* begin PROVIDED RECORDS *

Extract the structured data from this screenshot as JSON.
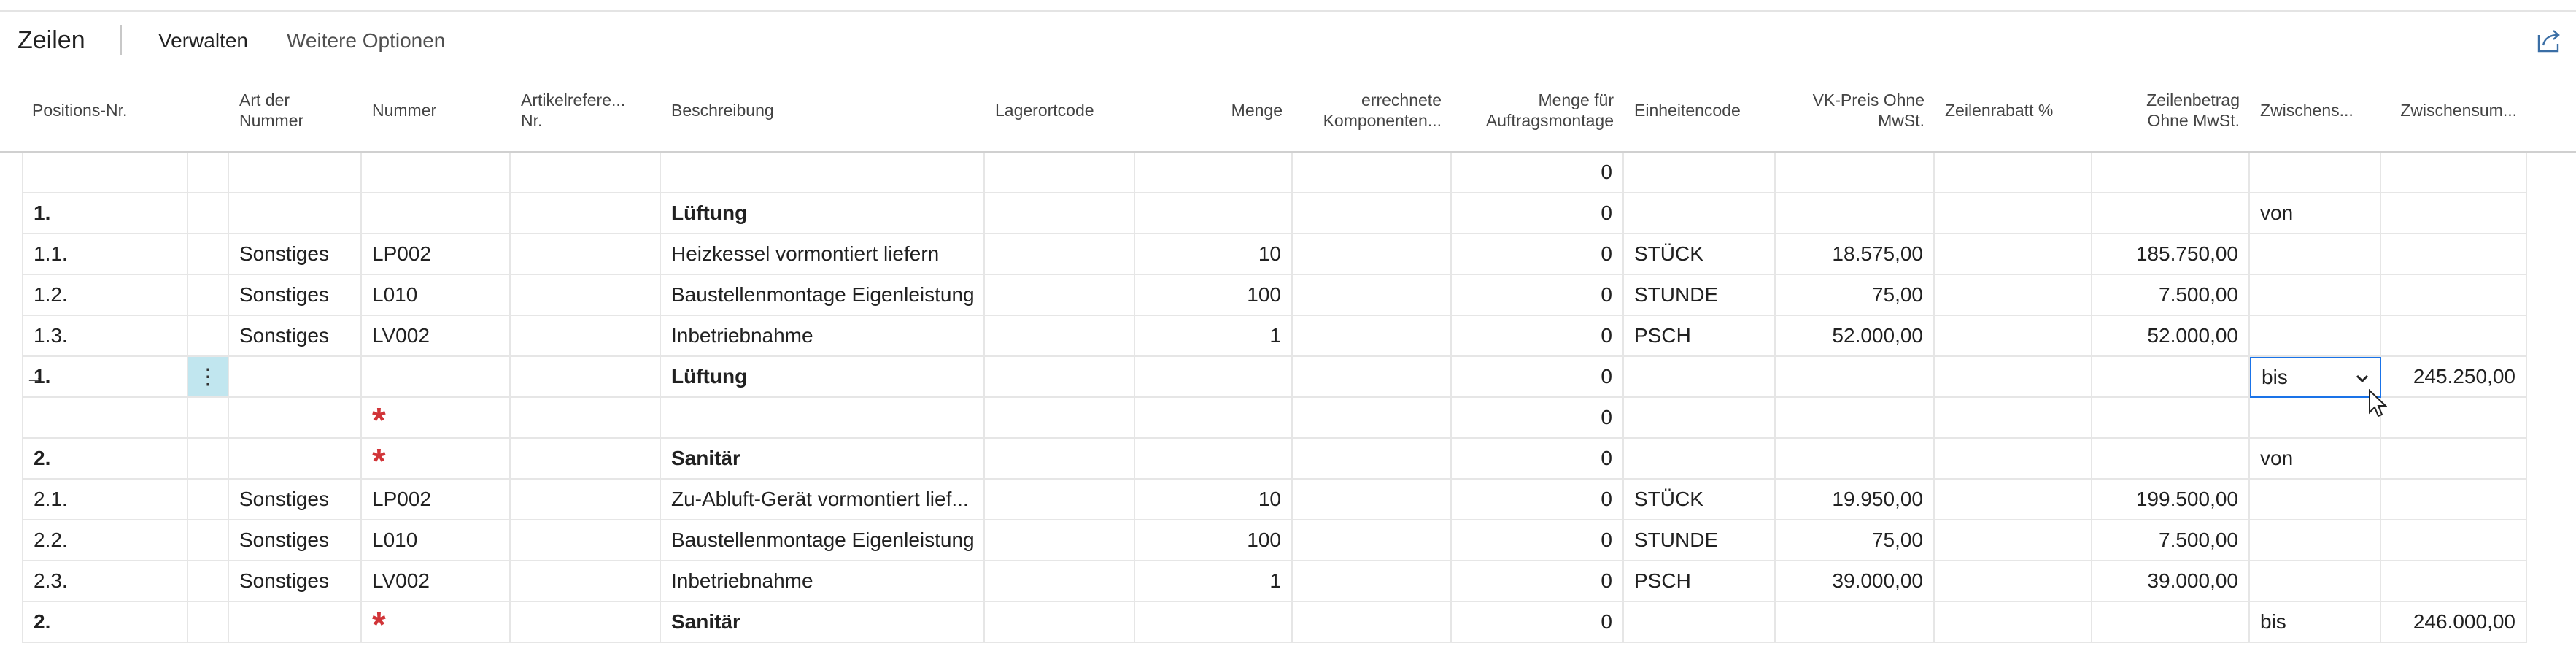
{
  "header": {
    "title": "Zeilen",
    "actions": [
      "Verwalten",
      "Weitere Optionen"
    ]
  },
  "columns": [
    {
      "label": "Positions-Nr."
    },
    {
      "label": ""
    },
    {
      "label": "Art der Nummer"
    },
    {
      "label": "Nummer"
    },
    {
      "label": "Artikelrefere... Nr."
    },
    {
      "label": "Beschreibung"
    },
    {
      "label": "Lagerortcode"
    },
    {
      "label": "Menge"
    },
    {
      "label": "errechnete Komponenten..."
    },
    {
      "label": "Menge für Auftragsmontage"
    },
    {
      "label": "Einheitencode"
    },
    {
      "label": "VK-Preis Ohne MwSt."
    },
    {
      "label": "Zeilenrabatt %"
    },
    {
      "label": "Zeilenbetrag Ohne MwSt."
    },
    {
      "label": "Zwischens..."
    },
    {
      "label": "Zwischensum..."
    }
  ],
  "rows": [
    {
      "pos": "",
      "art": "",
      "nummer": "",
      "beschreibung": "",
      "menge": "",
      "montage": "0",
      "einheit": "",
      "preis": "",
      "betrag": "",
      "zw": "",
      "zwsum": "",
      "bold": false,
      "star": false
    },
    {
      "pos": "1.",
      "art": "",
      "nummer": "",
      "beschreibung": "Lüftung",
      "menge": "",
      "montage": "0",
      "einheit": "",
      "preis": "",
      "betrag": "",
      "zw": "von",
      "zwsum": "",
      "bold": true,
      "star": false
    },
    {
      "pos": "1.1.",
      "art": "Sonstiges",
      "nummer": "LP002",
      "beschreibung": "Heizkessel vormontiert liefern",
      "menge": "10",
      "montage": "0",
      "einheit": "STÜCK",
      "preis": "18.575,00",
      "betrag": "185.750,00",
      "zw": "",
      "zwsum": "",
      "bold": false,
      "star": false
    },
    {
      "pos": "1.2.",
      "art": "Sonstiges",
      "nummer": "L010",
      "beschreibung": "Baustellenmontage Eigenleistung",
      "menge": "100",
      "montage": "0",
      "einheit": "STUNDE",
      "preis": "75,00",
      "betrag": "7.500,00",
      "zw": "",
      "zwsum": "",
      "bold": false,
      "star": false
    },
    {
      "pos": "1.3.",
      "art": "Sonstiges",
      "nummer": "LV002",
      "beschreibung": "Inbetriebnahme",
      "menge": "1",
      "montage": "0",
      "einheit": "PSCH",
      "preis": "52.000,00",
      "betrag": "52.000,00",
      "zw": "",
      "zwsum": "",
      "bold": false,
      "star": false
    },
    {
      "pos": "1.",
      "art": "",
      "nummer": "",
      "beschreibung": "Lüftung",
      "menge": "",
      "montage": "0",
      "einheit": "",
      "preis": "",
      "betrag": "",
      "zw": "bis",
      "zwsum": "245.250,00",
      "bold": true,
      "star": false,
      "current": true
    },
    {
      "pos": "",
      "art": "",
      "nummer": "",
      "beschreibung": "",
      "menge": "",
      "montage": "0",
      "einheit": "",
      "preis": "",
      "betrag": "",
      "zw": "",
      "zwsum": "",
      "bold": false,
      "star": true
    },
    {
      "pos": "2.",
      "art": "",
      "nummer": "",
      "beschreibung": "Sanitär",
      "menge": "",
      "montage": "0",
      "einheit": "",
      "preis": "",
      "betrag": "",
      "zw": "von",
      "zwsum": "",
      "bold": true,
      "star": true
    },
    {
      "pos": "2.1.",
      "art": "Sonstiges",
      "nummer": "LP002",
      "beschreibung": "Zu-Abluft-Gerät vormontiert lief...",
      "menge": "10",
      "montage": "0",
      "einheit": "STÜCK",
      "preis": "19.950,00",
      "betrag": "199.500,00",
      "zw": "",
      "zwsum": "",
      "bold": false,
      "star": false
    },
    {
      "pos": "2.2.",
      "art": "Sonstiges",
      "nummer": "L010",
      "beschreibung": "Baustellenmontage Eigenleistung",
      "menge": "100",
      "montage": "0",
      "einheit": "STUNDE",
      "preis": "75,00",
      "betrag": "7.500,00",
      "zw": "",
      "zwsum": "",
      "bold": false,
      "star": false
    },
    {
      "pos": "2.3.",
      "art": "Sonstiges",
      "nummer": "LV002",
      "beschreibung": "Inbetriebnahme",
      "menge": "1",
      "montage": "0",
      "einheit": "PSCH",
      "preis": "39.000,00",
      "betrag": "39.000,00",
      "zw": "",
      "zwsum": "",
      "bold": false,
      "star": false
    },
    {
      "pos": "2.",
      "art": "",
      "nummer": "",
      "beschreibung": "Sanitär",
      "menge": "",
      "montage": "0",
      "einheit": "",
      "preis": "",
      "betrag": "",
      "zw": "bis",
      "zwsum": "246.000,00",
      "bold": true,
      "star": true
    }
  ],
  "icons": {
    "share": "share-icon",
    "current_row": "arrow-right-icon",
    "row_menu": "more-vertical-icon",
    "required": "asterisk-icon",
    "dropdown": "chevron-down-icon"
  },
  "colors": {
    "selection": "#c1e6ef",
    "required_star": "#d13438",
    "focus_border": "#1a73e8"
  }
}
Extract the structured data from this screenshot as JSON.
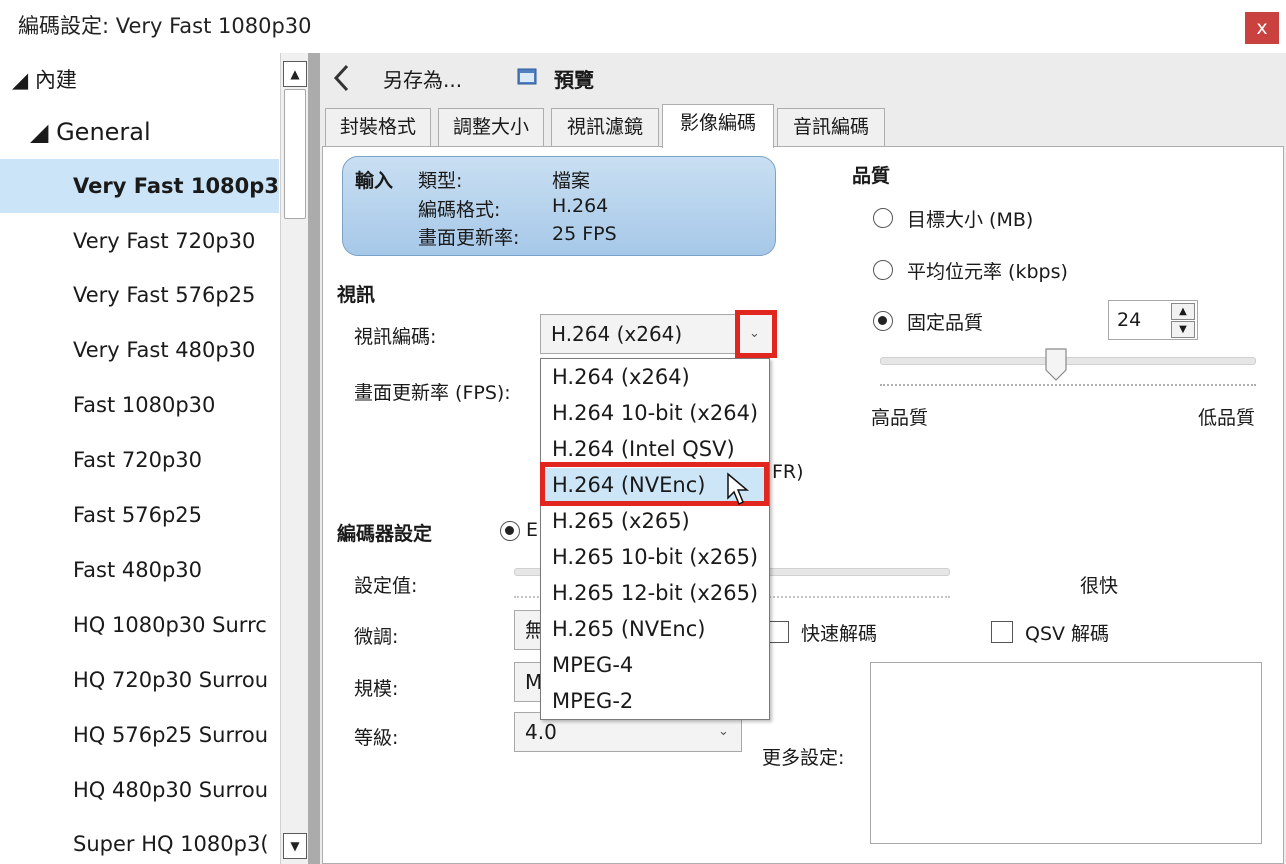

* end PROVIDED RECORDS *

**INSTRUCTION**
Repeat each entry exactly as it appears; skip any picture.

**IN RESPONSE**
Extract the structured data from this screenshot as JSON.
{
  "header": {
    "title": "Zeilen",
    "actions": [
      "Verwalten",
      "Weitere Optionen"
    ]
  },
  "columns": [
    {
      "label": "Positions-Nr."
    },
    {
      "label": ""
    },
    {
      "label": "Art der Nummer"
    },
    {
      "label": "Nummer"
    },
    {
      "label": "Artikelrefere... Nr."
    },
    {
      "label": "Beschreibung"
    },
    {
      "label": "Lagerortcode"
    },
    {
      "label": "Menge"
    },
    {
      "label": "errechnete Komponenten..."
    },
    {
      "label": "Menge für Auftragsmontage"
    },
    {
      "label": "Einheitencode"
    },
    {
      "label": "VK-Preis Ohne MwSt."
    },
    {
      "label": "Zeilenrabatt %"
    },
    {
      "label": "Zeilenbetrag Ohne MwSt."
    },
    {
      "label": "Zwischens..."
    },
    {
      "label": "Zwischensum..."
    }
  ],
  "rows": [
    {
      "pos": "",
      "art": "",
      "nummer": "",
      "beschreibung": "",
      "menge": "",
      "montage": "0",
      "einheit": "",
      "preis": "",
      "betrag": "",
      "zw": "",
      "zwsum": "",
      "bold": false,
      "star": false
    },
    {
      "pos": "1.",
      "art": "",
      "nummer": "",
      "beschreibung": "Lüftung",
      "menge": "",
      "montage": "0",
      "einheit": "",
      "preis": "",
      "betrag": "",
      "zw": "von",
      "zwsum": "",
      "bold": true,
      "star": false
    },
    {
      "pos": "1.1.",
      "art": "Sonstiges",
      "nummer": "LP002",
      "beschreibung": "Heizkessel vormontiert liefern",
      "menge": "10",
      "montage": "0",
      "einheit": "STÜCK",
      "preis": "18.575,00",
      "betrag": "185.750,00",
      "zw": "",
      "zwsum": "",
      "bold": false,
      "star": false
    },
    {
      "pos": "1.2.",
      "art": "Sonstiges",
      "nummer": "L010",
      "beschreibung": "Baustellenmontage Eigenleistung",
      "menge": "100",
      "montage": "0",
      "einheit": "STUNDE",
      "preis": "75,00",
      "betrag": "7.500,00",
      "zw": "",
      "zwsum": "",
      "bold": false,
      "star": false
    },
    {
      "pos": "1.3.",
      "art": "Sonstiges",
      "nummer": "LV002",
      "beschreibung": "Inbetriebnahme",
      "menge": "1",
      "montage": "0",
      "einheit": "PSCH",
      "preis": "52.000,00",
      "betrag": "52.000,00",
      "zw": "",
      "zwsum": "",
      "bold": false,
      "star": false
    },
    {
      "pos": "1.",
      "art": "",
      "nummer": "",
      "beschreibung": "Lüftung",
      "menge": "",
      "montage": "0",
      "einheit": "",
      "preis": "",
      "betrag": "",
      "zw": "bis",
      "zwsum": "245.250,00",
      "bold": true,
      "star": false,
      "current": true
    },
    {
      "pos": "",
      "art": "",
      "nummer": "",
      "beschreibung": "",
      "menge": "",
      "montage": "0",
      "einheit": "",
      "preis": "",
      "betrag": "",
      "zw": "",
      "zwsum": "",
      "bold": false,
      "star": true
    },
    {
      "pos": "2.",
      "art": "",
      "nummer": "",
      "beschreibung": "Sanitär",
      "menge": "",
      "montage": "0",
      "einheit": "",
      "preis": "",
      "betrag": "",
      "zw": "von",
      "zwsum": "",
      "bold": true,
      "star": true
    },
    {
      "pos": "2.1.",
      "art": "Sonstiges",
      "nummer": "LP002",
      "beschreibung": "Zu-Abluft-Gerät vormontiert lief...",
      "menge": "10",
      "montage": "0",
      "einheit": "STÜCK",
      "preis": "19.950,00",
      "betrag": "199.500,00",
      "zw": "",
      "zwsum": "",
      "bold": false,
      "star": false
    },
    {
      "pos": "2.2.",
      "art": "Sonstiges",
      "nummer": "L010",
      "beschreibung": "Baustellenmontage Eigenleistung",
      "menge": "100",
      "montage": "0",
      "einheit": "STUNDE",
      "preis": "75,00",
      "betrag": "7.500,00",
      "zw": "",
      "zwsum": "",
      "bold": false,
      "star": false
    },
    {
      "pos": "2.3.",
      "art": "Sonstiges",
      "nummer": "LV002",
      "beschreibung": "Inbetriebnahme",
      "menge": "1",
      "montage": "0",
      "einheit": "PSCH",
      "preis": "39.000,00",
      "betrag": "39.000,00",
      "zw": "",
      "zwsum": "",
      "bold": false,
      "star": false
    },
    {
      "pos": "2.",
      "art": "",
      "nummer": "",
      "beschreibung": "Sanitär",
      "menge": "",
      "montage": "0",
      "einheit": "",
      "preis": "",
      "betrag": "",
      "zw": "bis",
      "zwsum": "246.000,00",
      "bold": true,
      "star": true
    }
  ],
  "icons": {
    "share": "share-icon",
    "current_row": "arrow-right-icon",
    "row_menu": "more-vertical-icon",
    "required": "asterisk-icon",
    "dropdown": "chevron-down-icon"
  },
  "colors": {
    "selection": "#c1e6ef",
    "required_star": "#d13438",
    "focus_border": "#1a73e8"
  }
}
Extract the structured data from this screenshot as JSON.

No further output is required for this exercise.